### Exercise instructions
Copy all lines holding the word "我喜欢足球" from the entries.

### Provided material
########################################

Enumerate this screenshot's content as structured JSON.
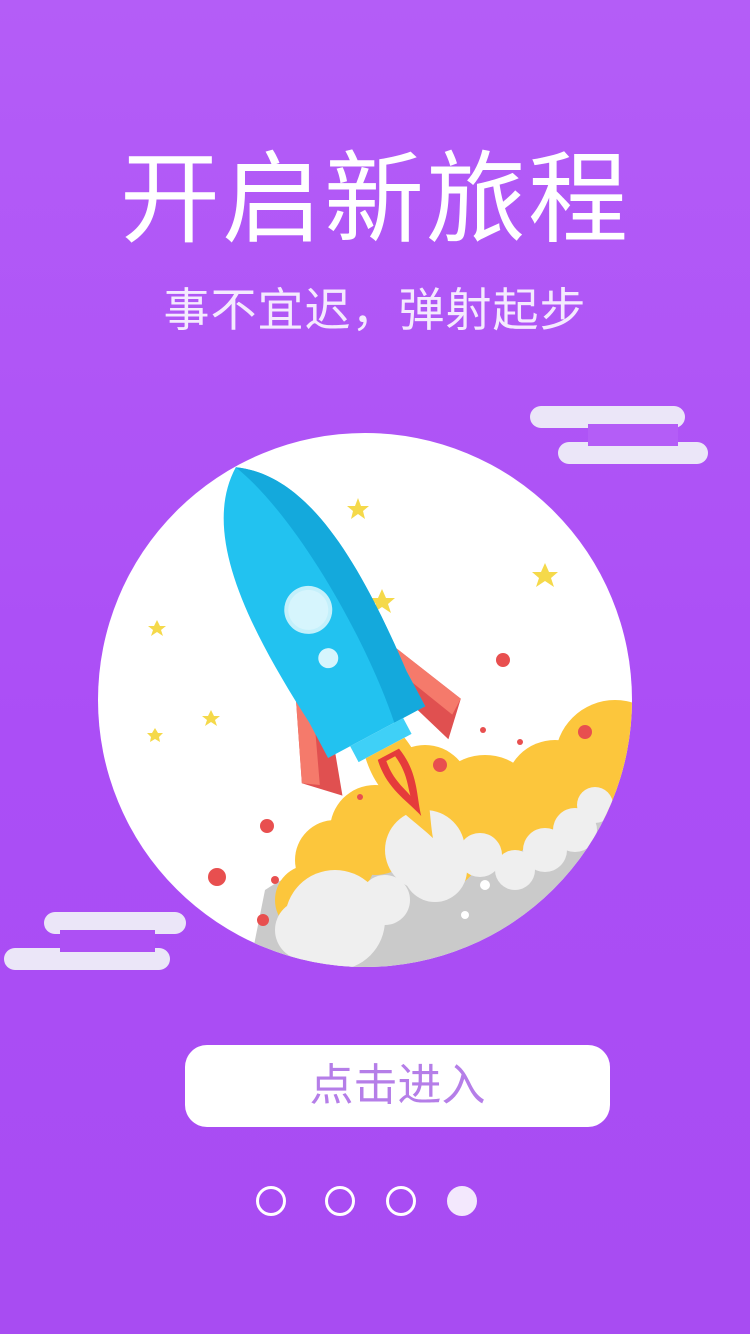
{
  "intro": {
    "title": "开启新旅程",
    "subtitle": "事不宜迟，弹射起步"
  },
  "illustration": {
    "icon": "rocket-launch-illustration"
  },
  "enter_button": {
    "label": "点击进入"
  },
  "pagination": {
    "total": 4,
    "active_index": 3
  },
  "colors": {
    "background_top": "#b45df7",
    "background_bottom": "#a84cf2",
    "button_text": "#b57ee8",
    "rocket_body": "#22c2f0",
    "rocket_fin": "#e05050",
    "flame": "#fcc63c",
    "star": "#f5d94a",
    "cloud": "#ebe6f8"
  }
}
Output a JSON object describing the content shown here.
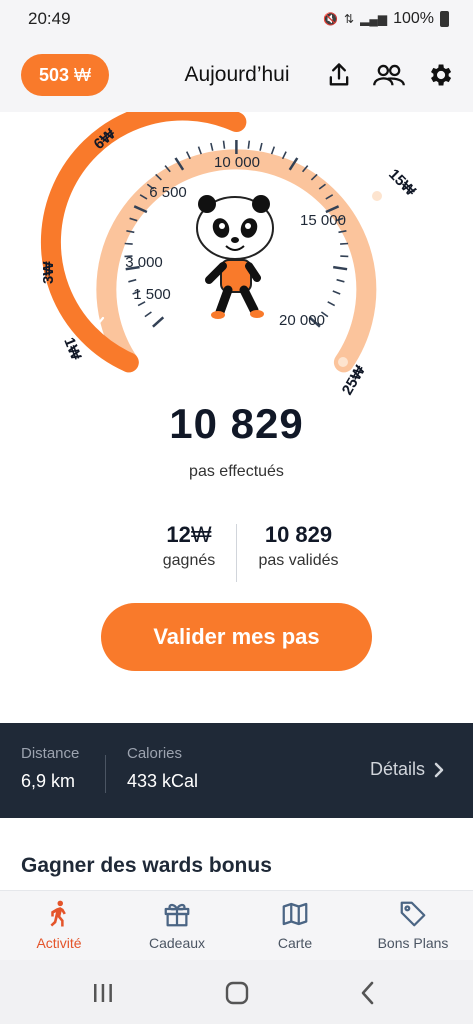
{
  "status_bar": {
    "time": "20:49",
    "battery": "100%"
  },
  "header": {
    "wards_balance": "503",
    "ward_symbol": "₩",
    "title": "Aujourd’hui",
    "icons": [
      "share-icon",
      "friends-icon",
      "gear-icon"
    ]
  },
  "gauge": {
    "current_steps": 10829,
    "max_steps": 25000,
    "scale_labels": [
      "1 500",
      "3 000",
      "6 500",
      "10 000",
      "15 000",
      "20 000"
    ],
    "reward_milestones": [
      {
        "label": "1₩",
        "reached": true
      },
      {
        "label": "3₩",
        "reached": true
      },
      {
        "label": "6₩",
        "reached": true
      },
      {
        "label": "15₩",
        "reached": false
      },
      {
        "label": "25₩",
        "reached": false
      }
    ],
    "colors": {
      "active": "#f97a2b",
      "inactive": "#fbc49c",
      "ticks": "#334155"
    },
    "mascot": "panda-walking"
  },
  "steps": {
    "value": "10 829",
    "label": "pas effectués"
  },
  "stats": {
    "earned_value": "12",
    "earned_symbol": "₩",
    "earned_label": "gagnés",
    "validated_value": "10 829",
    "validated_label": "pas validés"
  },
  "validate_button": "Valider mes pas",
  "summary": {
    "distance_label": "Distance",
    "distance_value": "6,9 km",
    "calories_label": "Calories",
    "calories_value": "433 kCal",
    "details_label": "Détails"
  },
  "bonus_section_title": "Gagner des wards bonus",
  "bottom_nav": [
    {
      "label": "Activité",
      "icon": "walking-icon",
      "active": true
    },
    {
      "label": "Cadeaux",
      "icon": "gift-icon",
      "active": false
    },
    {
      "label": "Carte",
      "icon": "map-icon",
      "active": false
    },
    {
      "label": "Bons Plans",
      "icon": "tag-icon",
      "active": false
    }
  ],
  "colors": {
    "brand_orange": "#f97a2b",
    "dark_panel": "#1f2937",
    "nav_active": "#e4542a"
  }
}
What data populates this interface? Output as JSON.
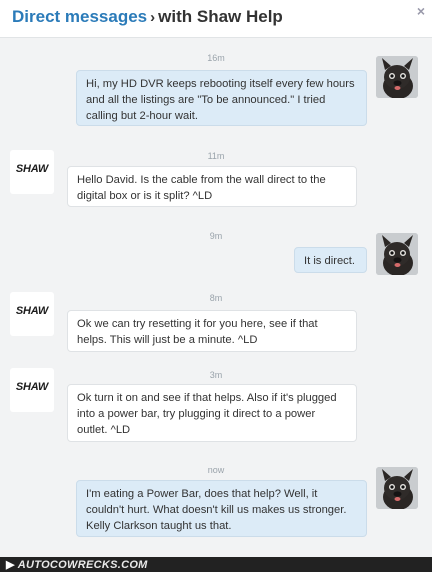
{
  "header": {
    "link_label": "Direct messages",
    "separator": "›",
    "conversation_title": "with Shaw Help",
    "close_glyph": "×"
  },
  "messages": [
    {
      "time": "16m",
      "sender": "me",
      "text": "Hi, my HD DVR keeps rebooting itself every few hours and all the listings are \"To be announced.\" I tried calling but 2-hour wait."
    },
    {
      "time": "11m",
      "sender": "shaw",
      "text": "Hello David. Is the cable from the wall direct to the digital box or is it split? ^LD"
    },
    {
      "time": "9m",
      "sender": "me",
      "text": "It is direct."
    },
    {
      "time": "8m",
      "sender": "shaw",
      "text": "Ok we can try resetting it for you here, see if that helps. This will just be a minute. ^LD"
    },
    {
      "time": "3m",
      "sender": "shaw",
      "text": "Ok turn it on and see if that helps. Also if it's plugged into a power bar, try plugging it direct to a power outlet. ^LD"
    },
    {
      "time": "now",
      "sender": "me",
      "text": "I'm eating a Power Bar, does that help? Well, it couldn't hurt. What doesn't kill us makes us stronger. Kelly Clarkson taught us that."
    }
  ],
  "shaw_logo_text": "SHAW",
  "footer": {
    "watermark": "AUTOCOWRECKS.COM"
  },
  "colors": {
    "link": "#2b7bb9",
    "outgoing_bubble": "#dcebf7",
    "incoming_bubble": "#ffffff",
    "background": "#f2f3f4"
  },
  "icons": {
    "user_avatar": "dog-photo-avatar",
    "shaw_avatar": "shaw-logo-avatar",
    "close": "close-icon"
  }
}
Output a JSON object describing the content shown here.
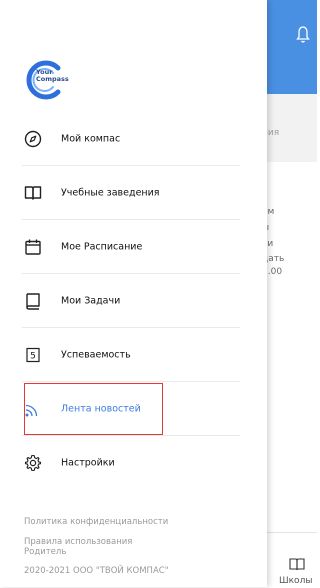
{
  "app": {
    "logo_line1": "Your",
    "logo_line2": "Compass"
  },
  "menu": {
    "items": [
      {
        "label": "Мой компас",
        "icon": "compass-icon"
      },
      {
        "label": "Учебные заведения",
        "icon": "book-icon"
      },
      {
        "label": "Мое Расписание",
        "icon": "calendar-icon"
      },
      {
        "label": "Мои Задачи",
        "icon": "task-book-icon"
      },
      {
        "label": "Успеваемость",
        "icon": "grade-icon"
      },
      {
        "label": "Лента новостей",
        "icon": "rss-feed-icon",
        "active": true
      },
      {
        "label": "Настройки",
        "icon": "gear-icon"
      }
    ]
  },
  "footer": {
    "privacy": "Политика конфиденциальности",
    "rules_line1": "Правила использования",
    "rules_line2": "Родитель",
    "copyright": "2020-2021 ООО \"ТВОЙ КОМПАС\""
  },
  "background": {
    "subbar_fragment": "ния",
    "content_lines": [
      "ем",
      "ы",
      "ки",
      "дать",
      "1.00"
    ],
    "content_tail": "у",
    "tab_label": "Школы"
  },
  "colors": {
    "header_blue": "#4a90e2",
    "active_blue": "#3d7be3",
    "highlight_red": "#e53935"
  }
}
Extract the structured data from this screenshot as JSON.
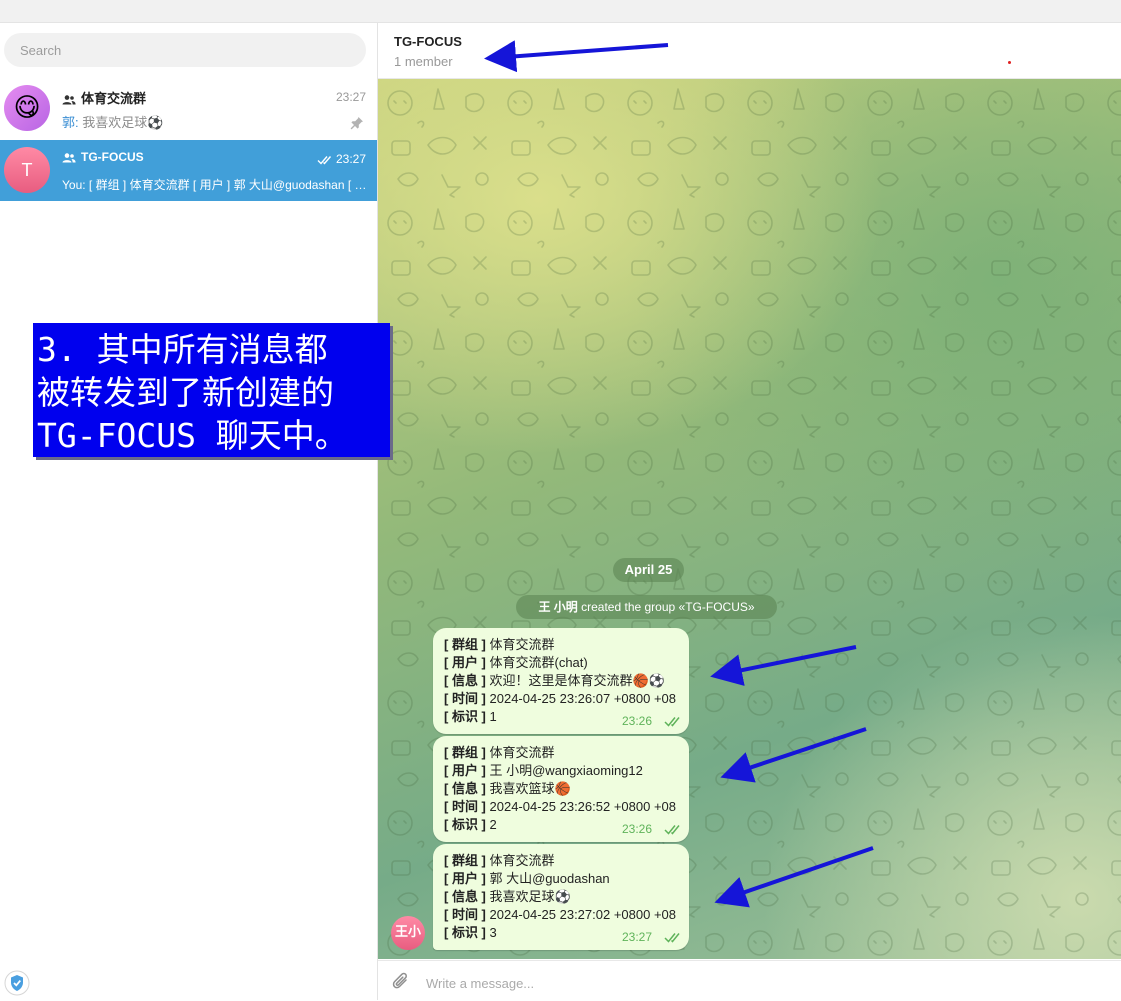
{
  "sidebar": {
    "search_placeholder": "Search",
    "chats": [
      {
        "title": "体育交流群",
        "time": "23:27",
        "sender": "郭:",
        "preview": "我喜欢足球⚽",
        "avatar": "😋",
        "pinned": true
      },
      {
        "title": "TG-FOCUS",
        "time": "23:27",
        "preview": "You: [ 群组 ] 体育交流群 [ 用户 ] 郭 大山@guodashan [ 信息 ] 我喜欢足球⚽",
        "avatar": "T",
        "selected": true
      }
    ]
  },
  "annotation": {
    "lines": [
      "3. 其中所有消息都",
      "被转发到了新创建的",
      "TG-FOCUS 聊天中。"
    ]
  },
  "header": {
    "title": "TG-FOCUS",
    "subtitle": "1 member"
  },
  "conversation": {
    "date": "April 25",
    "service_name": "王 小明",
    "service_text": " created the group «TG-FOCUS»",
    "labels": {
      "group": "[ 群组 ]",
      "user": "[ 用户 ]",
      "info": "[ 信息 ]",
      "time": "[ 时间 ]",
      "id": "[ 标识 ]"
    },
    "messages": [
      {
        "group": " 体育交流群",
        "user": " 体育交流群(chat)",
        "info": " 欢迎！这里是体育交流群🏀⚽",
        "time": " 2024-04-25 23:26:07 +0800 +08",
        "id": " 1",
        "sent": "23:26"
      },
      {
        "group": " 体育交流群",
        "user": " 王 小明@wangxiaoming12",
        "info": " 我喜欢篮球🏀",
        "time": " 2024-04-25 23:26:52 +0800 +08",
        "id": " 2",
        "sent": "23:26"
      },
      {
        "group": " 体育交流群",
        "user": " 郭 大山@guodashan",
        "info": " 我喜欢足球⚽",
        "time": " 2024-04-25 23:27:02 +0800 +08",
        "id": " 3",
        "sent": "23:27"
      }
    ],
    "sender_avatar": "王小"
  },
  "composer": {
    "placeholder": "Write a message..."
  },
  "colors": {
    "selected_chat": "#419fd9",
    "annotation_bg": "#0000ee",
    "arrow": "#1515d8",
    "bubble": "#effdde",
    "ticks": "#5fb35a"
  }
}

########################################

### Task solution
        "preview": "我喜欢足球⚽",
        "preview": "You: [ 群组 ] 体育交流群 [ 用户 ] 郭 大山@guodashan [ 信息 ] 我喜欢足球⚽",
        "info": " 我喜欢足球⚽",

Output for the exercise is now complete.